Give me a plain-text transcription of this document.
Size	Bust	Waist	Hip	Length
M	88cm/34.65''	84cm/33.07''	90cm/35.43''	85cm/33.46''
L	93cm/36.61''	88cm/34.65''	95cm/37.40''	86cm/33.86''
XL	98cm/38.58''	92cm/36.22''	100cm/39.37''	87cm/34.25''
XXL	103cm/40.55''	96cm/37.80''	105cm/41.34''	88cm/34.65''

*THE REQUEST*.
Please repeat the material above, word for word and in full.

*THE OUTPUT*.
Give me a plain-text transcription of this document.
Size	Bust	Waist	Hip	Length
M	88cm/34.65''	84cm/33.07''	90cm/35.43''	85cm/33.46''
L	93cm/36.61''	88cm/34.65''	95cm/37.40''	86cm/33.86''
XL	98cm/38.58''	92cm/36.22''	100cm/39.37''	87cm/34.25''
XXL	103cm/40.55''	96cm/37.80''	105cm/41.34''	88cm/34.65''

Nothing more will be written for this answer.